## [TASK DIRECTIONS]
Tally the lines holding the word "this" and state the count by itself.

**** RECORD EXCERPTS

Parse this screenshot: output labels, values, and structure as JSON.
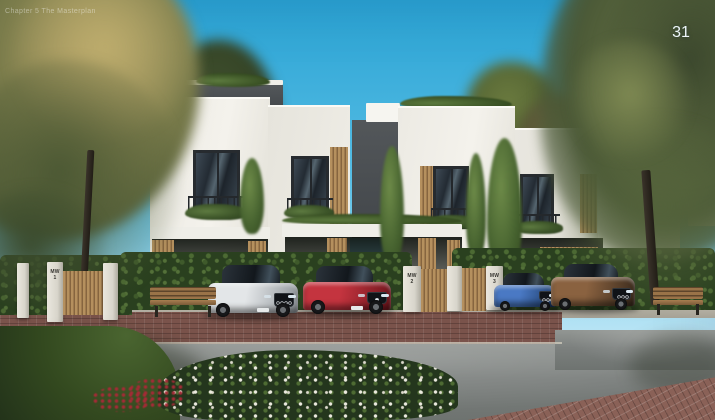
{
  "page": {
    "number": "31",
    "watermark": "Chapter 5 The Masterplan"
  },
  "scene": {
    "title": "Architectural rendering of a row of modern white townhouses with wood accents, garden hedges, benches and parked cars",
    "units": [
      {
        "code": "MW",
        "number": "1"
      },
      {
        "code": "MW",
        "number": "2"
      },
      {
        "code": "MW",
        "number": "3"
      }
    ],
    "cars": [
      {
        "name": "silver-sedan",
        "body": "#e3e6e8",
        "shade": "#8f959a"
      },
      {
        "name": "red-coupe",
        "body": "#c4343f",
        "shade": "#6e151c"
      },
      {
        "name": "blue-sedan",
        "body": "#4a79c4",
        "shade": "#1c3a66"
      },
      {
        "name": "bronze-suv",
        "body": "#8a6240",
        "shade": "#3a2a1c"
      }
    ],
    "colors": {
      "sky_top": "#2aa3d4",
      "sky_mid": "#56bde4",
      "sky_bottom": "#b5e3f4",
      "facade": "#f4f2ec",
      "fascia": "#42464a",
      "wood": "#b08a58",
      "hedge": "#2a401f",
      "road": "#7c807e",
      "brick": "#7a534b"
    }
  }
}
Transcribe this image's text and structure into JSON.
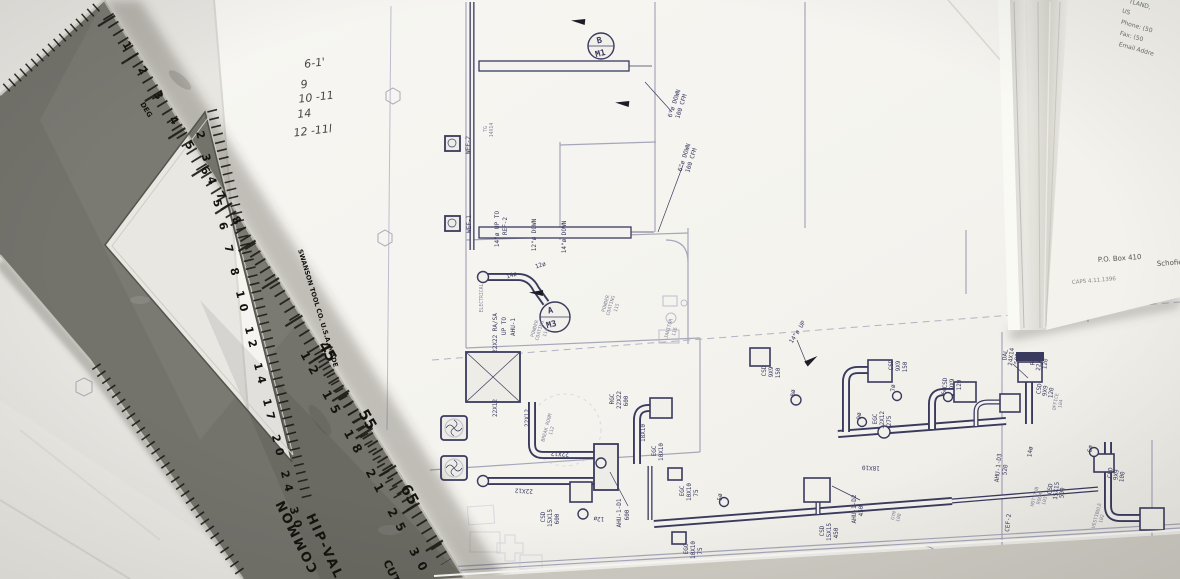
{
  "ruler": {
    "brand": "SWANSON TOOL CO. U.S.A. MADE",
    "deg_label": "DEG",
    "scale_names": {
      "hip_val": "HIP-VAL",
      "common": "COMMON",
      "cut": "CUT"
    },
    "deg_numbers": "1  2  3  4  5  6  7  8",
    "inner_numbers": "2 3 4 5 6 7 8 10 12 14 17 20 24 30",
    "mid_numbers": "12  15  18  21  25  30",
    "big_45": "45",
    "big_55": "55",
    "big_65": "65"
  },
  "handwritten_notes": [
    "6-1'",
    "9",
    "10 -11",
    "14",
    "12 -11l"
  ],
  "letterhead": {
    "lines": [
      "TLAND,",
      "US",
      "Phone:  (50",
      "Fax:  (50",
      "Email Addre"
    ],
    "po_box": "P.O. Box 410",
    "city": "Schofiel",
    "caps": "CAPS 4.11.1396"
  },
  "plan": {
    "labels": [
      "22X22 RA/SA",
      "UP TO",
      "AHU-1",
      "A",
      "M3",
      "B",
      "M1",
      "6\"ø DOWN",
      "100 CFM",
      "6\"ø DOWN",
      "100 CFM",
      "WEF-2",
      "WEF-1",
      "TG",
      "14X14",
      "14\"ø UP TO",
      "REF-2",
      "12\"ø DOWN",
      "14\"ø DOWN",
      "14ø",
      "12ø",
      "POWDER",
      "COATING",
      "114",
      "POWDER",
      "COATING",
      "115",
      "22X12",
      "22X12",
      "22X12",
      "22X12",
      "RGC",
      "22X22",
      "600",
      "BREAK ROOM",
      "112",
      "12ø",
      "CSD",
      "15X15",
      "600",
      "AHU-1-D1",
      "600",
      "EGC",
      "10X10",
      "EGC",
      "10X10",
      "75",
      "EGC",
      "10X10",
      "75",
      "14\"ø UP",
      "JANITOR",
      "116",
      "CSD",
      "9X9",
      "150",
      "CSD",
      "9X9",
      "150",
      "EGC",
      "12X12",
      "275",
      "CSD",
      "9X9",
      "120",
      "RGC",
      "22X22",
      "120",
      "DAL",
      "24X14",
      "500",
      "CSD",
      "9X9",
      "120",
      "14ø",
      "7ø",
      "9ø",
      "6ø",
      "8ø",
      "5ø",
      "6ø",
      "18X10",
      "18X10",
      "OFFICE",
      "104",
      "CSD",
      "15X15",
      "500",
      "CSD",
      "9X9",
      "100",
      "HOT TUB",
      "ROOM",
      "103",
      "VESTIBULE",
      "102",
      "CEF-2",
      "AHU-1-D3",
      "520",
      "CSD",
      "15X15",
      "450",
      "AHU-1-D2",
      "450",
      "GYM",
      "108",
      "EGC",
      "16X16",
      "500",
      "ELECTRICAL"
    ]
  }
}
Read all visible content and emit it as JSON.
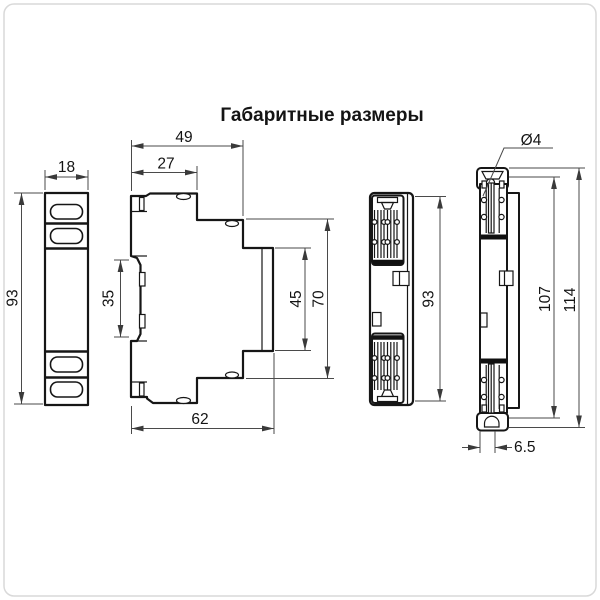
{
  "title": "Габаритные размеры",
  "front_view": {
    "width": "18",
    "height": "93"
  },
  "side_view": {
    "overall_top_width": "49",
    "upper_step_width": "27",
    "din_clip_span": "35",
    "front_panel_height": "45",
    "body_height": "70",
    "overall_depth": "62"
  },
  "rear_view": {
    "height": "93"
  },
  "edge_view": {
    "hole_diameter": "Ø4",
    "inner_height": "107",
    "overall_height": "114",
    "foot_depth": "6.5"
  },
  "colors": {
    "line": "#161616",
    "dim_line": "#4a4a4a",
    "background": "#ffffff",
    "frame": "#d9d9d9"
  }
}
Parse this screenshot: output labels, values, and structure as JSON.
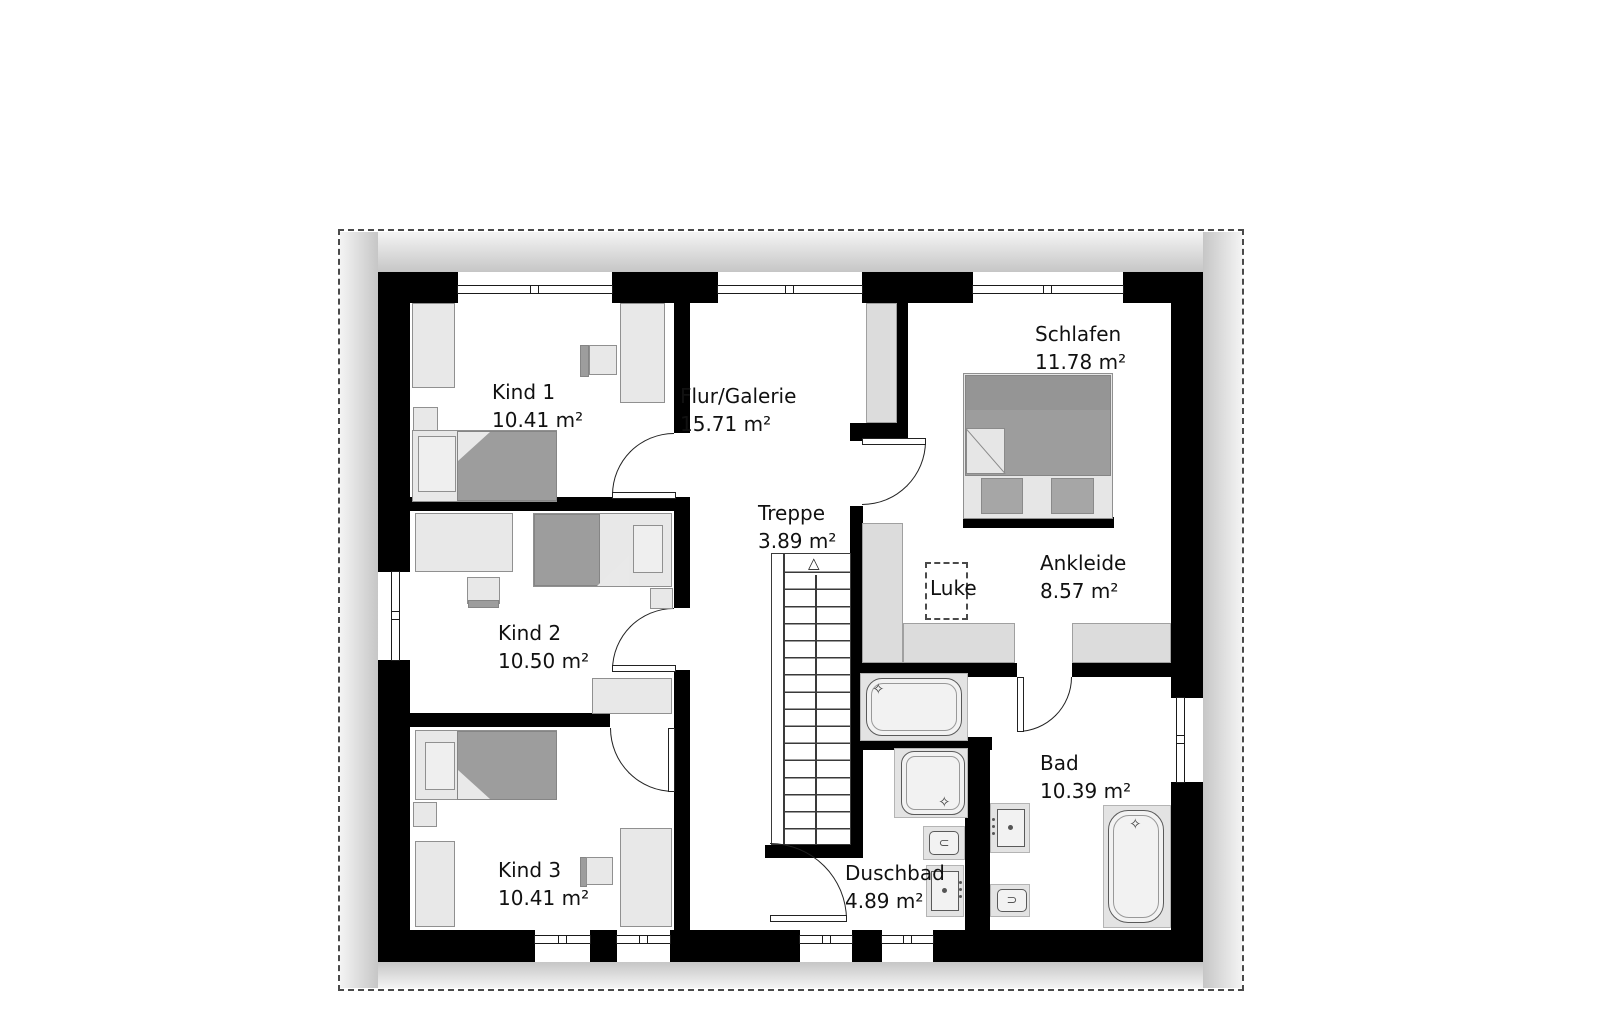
{
  "rooms": [
    {
      "id": "kind1",
      "name": "Kind 1",
      "area": "10.41 m²"
    },
    {
      "id": "kind2",
      "name": "Kind 2",
      "area": "10.50 m²"
    },
    {
      "id": "kind3",
      "name": "Kind 3",
      "area": "10.41 m²"
    },
    {
      "id": "flur",
      "name": "Flur/Galerie",
      "area": "15.71 m²"
    },
    {
      "id": "treppe",
      "name": "Treppe",
      "area": "3.89 m²"
    },
    {
      "id": "schlafen",
      "name": "Schlafen",
      "area": "11.78 m²"
    },
    {
      "id": "ankleide",
      "name": "Ankleide",
      "area": "8.57 m²"
    },
    {
      "id": "bad",
      "name": "Bad",
      "area": "10.39 m²"
    },
    {
      "id": "duschbad",
      "name": "Duschbad",
      "area": "4.89 m²"
    }
  ],
  "hatch": {
    "label": "Luke"
  },
  "icons": {
    "stairs_arrow": "△",
    "sparkle": "✧",
    "toilet_open_left": "⊃",
    "toilet_open_right": "⊂"
  },
  "colors": {
    "wall": "#000000",
    "furniture_light": "#e8e8e8",
    "furniture_dark": "#9d9d9d",
    "knee_wall": "#dcdcdc",
    "fixture": "#f2f2f2",
    "shadow_dark": "#c6c6c6",
    "shadow_light": "#f4f4f4",
    "text": "#111111"
  }
}
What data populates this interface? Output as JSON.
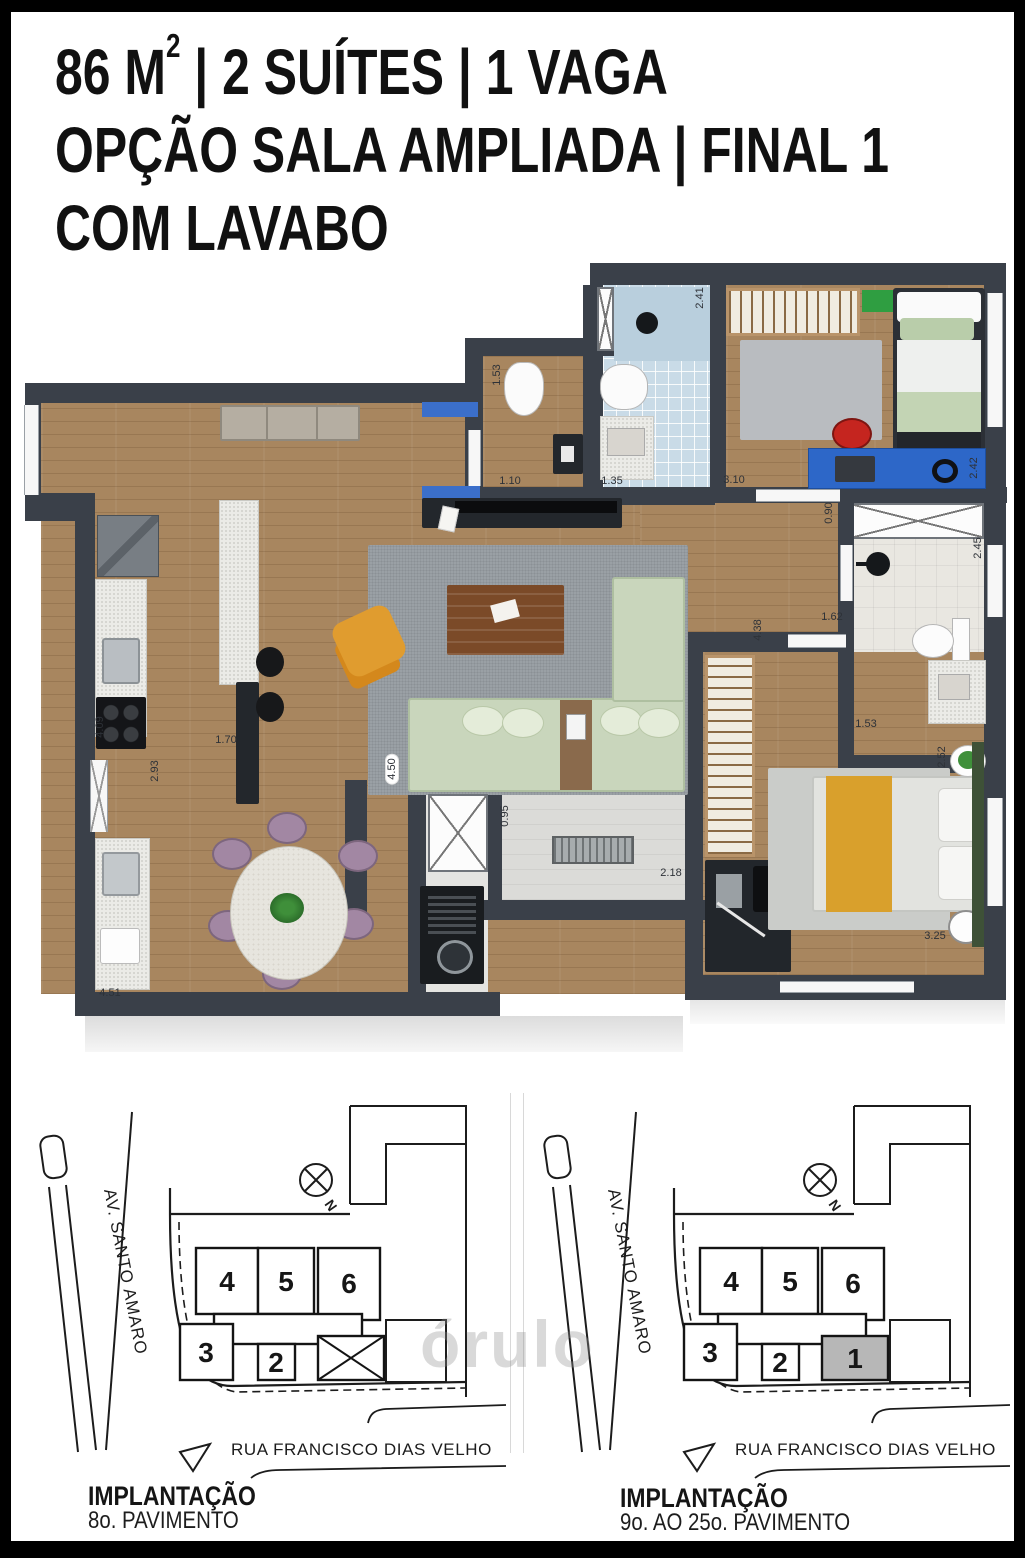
{
  "header": {
    "line1_pre": "86 M",
    "line1_sup": "2",
    "line1_post": " | 2 SUÍTES | 1 VAGA",
    "line2": "OPÇÃO SALA AMPLIADA | FINAL 1",
    "line3": "COM LAVABO"
  },
  "floor_plan": {
    "dimension_labels": [
      {
        "text": "2.41",
        "x": 700,
        "y": 298,
        "vertical": true
      },
      {
        "text": "1.53",
        "x": 497,
        "y": 375,
        "vertical": true
      },
      {
        "text": "1.10",
        "x": 510,
        "y": 481,
        "vertical": false
      },
      {
        "text": "1.35",
        "x": 612,
        "y": 481,
        "vertical": false
      },
      {
        "text": "3.10",
        "x": 734,
        "y": 480,
        "vertical": false
      },
      {
        "text": "2.42",
        "x": 974,
        "y": 468,
        "vertical": true
      },
      {
        "text": "0.90",
        "x": 829,
        "y": 513,
        "vertical": true
      },
      {
        "text": "2.45",
        "x": 978,
        "y": 548,
        "vertical": true
      },
      {
        "text": "1.62",
        "x": 832,
        "y": 617,
        "vertical": false
      },
      {
        "text": "4.38",
        "x": 758,
        "y": 630,
        "vertical": true
      },
      {
        "text": "1.53",
        "x": 866,
        "y": 724,
        "vertical": false
      },
      {
        "text": "2.52",
        "x": 942,
        "y": 757,
        "vertical": true
      },
      {
        "text": "3.25",
        "x": 935,
        "y": 936,
        "vertical": false
      },
      {
        "text": "4.50",
        "x": 392,
        "y": 769,
        "vertical": true,
        "pill": true
      },
      {
        "text": "0.95",
        "x": 505,
        "y": 816,
        "vertical": true
      },
      {
        "text": "2.18",
        "x": 671,
        "y": 873,
        "vertical": false
      },
      {
        "text": "1.70",
        "x": 226,
        "y": 740,
        "vertical": false
      },
      {
        "text": "2.93",
        "x": 155,
        "y": 771,
        "vertical": true
      },
      {
        "text": "4.09",
        "x": 100,
        "y": 727,
        "vertical": true
      },
      {
        "text": "4.51",
        "x": 110,
        "y": 993,
        "vertical": false
      }
    ],
    "colors": {
      "wall": "#3a4049",
      "wood_floor": "#a8865f",
      "bathroom_tile": "#c9dbe7",
      "accent_blue": "#3b6fca",
      "accent_sage": "#c9d6bc",
      "accent_mustard": "#d9a02c",
      "accent_purple": "#a287a3",
      "rug_gray": "#9aa0a5"
    }
  },
  "site_plans": [
    {
      "avenue_label": "AV. SANTO AMARO",
      "street_label": "RUA FRANCISCO DIAS VELHO",
      "north_label": "N",
      "units": [
        "4",
        "5",
        "6",
        "3",
        "2"
      ],
      "caption_title": "IMPLANTAÇÃO",
      "caption_subtitle": "8o. PAVIMENTO"
    },
    {
      "avenue_label": "AV. SANTO AMARO",
      "street_label": "RUA FRANCISCO DIAS VELHO",
      "north_label": "N",
      "units": [
        "4",
        "5",
        "6",
        "3",
        "2",
        "1"
      ],
      "highlighted_unit": "1",
      "caption_title": "IMPLANTAÇÃO",
      "caption_subtitle": "9o. AO 25o. PAVIMENTO"
    }
  ],
  "watermark": "órulo"
}
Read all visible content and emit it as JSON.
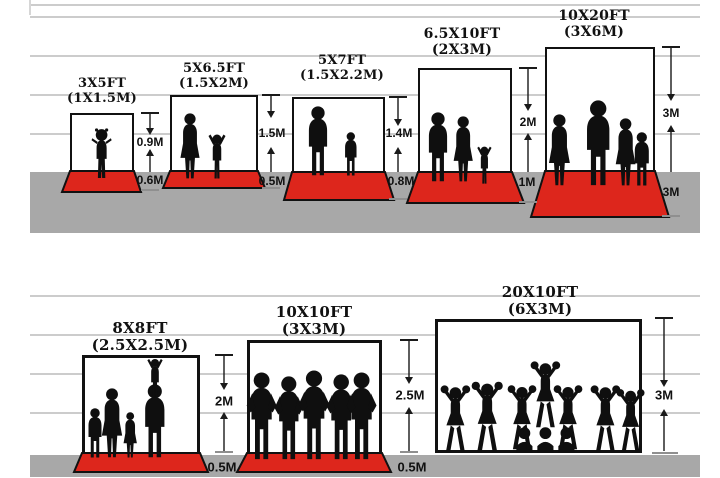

********

## [EXERCISE RESULT]
4